>> START

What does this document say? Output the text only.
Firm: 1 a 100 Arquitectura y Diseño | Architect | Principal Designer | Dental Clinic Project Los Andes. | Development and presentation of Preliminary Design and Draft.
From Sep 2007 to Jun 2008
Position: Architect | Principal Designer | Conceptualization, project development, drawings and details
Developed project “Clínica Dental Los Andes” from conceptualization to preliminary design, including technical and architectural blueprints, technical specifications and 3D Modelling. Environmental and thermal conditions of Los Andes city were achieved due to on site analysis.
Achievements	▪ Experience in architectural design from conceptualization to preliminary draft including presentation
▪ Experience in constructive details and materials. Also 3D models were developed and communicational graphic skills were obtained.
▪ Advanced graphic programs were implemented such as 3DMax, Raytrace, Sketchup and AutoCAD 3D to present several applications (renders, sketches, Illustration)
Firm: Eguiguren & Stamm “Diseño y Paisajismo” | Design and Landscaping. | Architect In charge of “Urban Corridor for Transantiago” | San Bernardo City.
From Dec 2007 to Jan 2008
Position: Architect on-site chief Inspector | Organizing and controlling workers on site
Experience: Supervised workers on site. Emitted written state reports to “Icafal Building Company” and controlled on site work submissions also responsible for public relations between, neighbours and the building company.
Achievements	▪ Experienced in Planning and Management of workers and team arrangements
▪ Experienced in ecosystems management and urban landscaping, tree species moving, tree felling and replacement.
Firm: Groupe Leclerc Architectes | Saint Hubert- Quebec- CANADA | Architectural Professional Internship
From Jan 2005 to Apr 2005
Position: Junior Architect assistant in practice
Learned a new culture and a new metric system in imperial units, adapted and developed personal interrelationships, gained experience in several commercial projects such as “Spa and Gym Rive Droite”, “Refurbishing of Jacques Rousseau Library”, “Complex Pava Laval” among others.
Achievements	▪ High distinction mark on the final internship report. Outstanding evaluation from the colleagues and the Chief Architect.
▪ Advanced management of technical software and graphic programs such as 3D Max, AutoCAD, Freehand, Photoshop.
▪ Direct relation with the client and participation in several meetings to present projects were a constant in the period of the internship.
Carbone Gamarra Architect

>> END

## Given task
Write out the listing once more, matching it exactly.

## The output
What does this document say? Output the text only.
Firm: 1 a 100 Arquitectura y Diseño | Architect | Principal Designer | Dental Clinic Project Los Andes. | Development and presentation of Preliminary Design and Draft.
From Sep 2007 to Jun 2008
Position: Architect | Principal Designer | Conceptualization, project development, drawings and details
Developed project “Clínica Dental Los Andes” from conceptualization to preliminary design, including technical and architectural blueprints, technical specifications and 3D Modelling. Environmental and thermal conditions of Los Andes city were achieved due to on site analysis.
Achievements	▪ Experience in architectural design from conceptualization to preliminary draft including presentation
▪ Experience in constructive details and materials. Also 3D models were developed and communicational graphic skills were obtained.
▪ Advanced graphic programs were implemented such as 3DMax, Raytrace, Sketchup and AutoCAD 3D to present several applications (renders, sketches, Illustration)
Firm: Eguiguren & Stamm “Diseño y Paisajismo” | Design and Landscaping. | Architect In charge of “Urban Corridor for Transantiago” | San Bernardo City.
From Dec 2007 to Jan 2008
Position: Architect on-site chief Inspector | Organizing and controlling workers on site
Experience: Supervised workers on site. Emitted written state reports to “Icafal Building Company” and controlled on site work submissions also responsible for public relations between, neighbours and the building company.
Achievements	▪ Experienced in Planning and Management of workers and team arrangements
▪ Experienced in ecosystems management and urban landscaping, tree species moving, tree felling and replacement.
Firm: Groupe Leclerc Architectes | Saint Hubert- Quebec- CANADA | Architectural Professional Internship
From Jan 2005 to Apr 2005
Position: Junior Architect assistant in practice
Learned a new culture and a new metric system in imperial units, adapted and developed personal interrelationships, gained experience in several commercial projects such as “Spa and Gym Rive Droite”, “Refurbishing of Jacques Rousseau Library”, “Complex Pava Laval” among others.
Achievements	▪ High distinction mark on the final internship report. Outstanding evaluation from the colleagues and the Chief Architect.
▪ Advanced management of technical software and graphic programs such as 3D Max, AutoCAD, Freehand, Photoshop.
▪ Direct relation with the client and participation in several meetings to present projects were a constant in the period of the internship.
Carbone Gamarra Architect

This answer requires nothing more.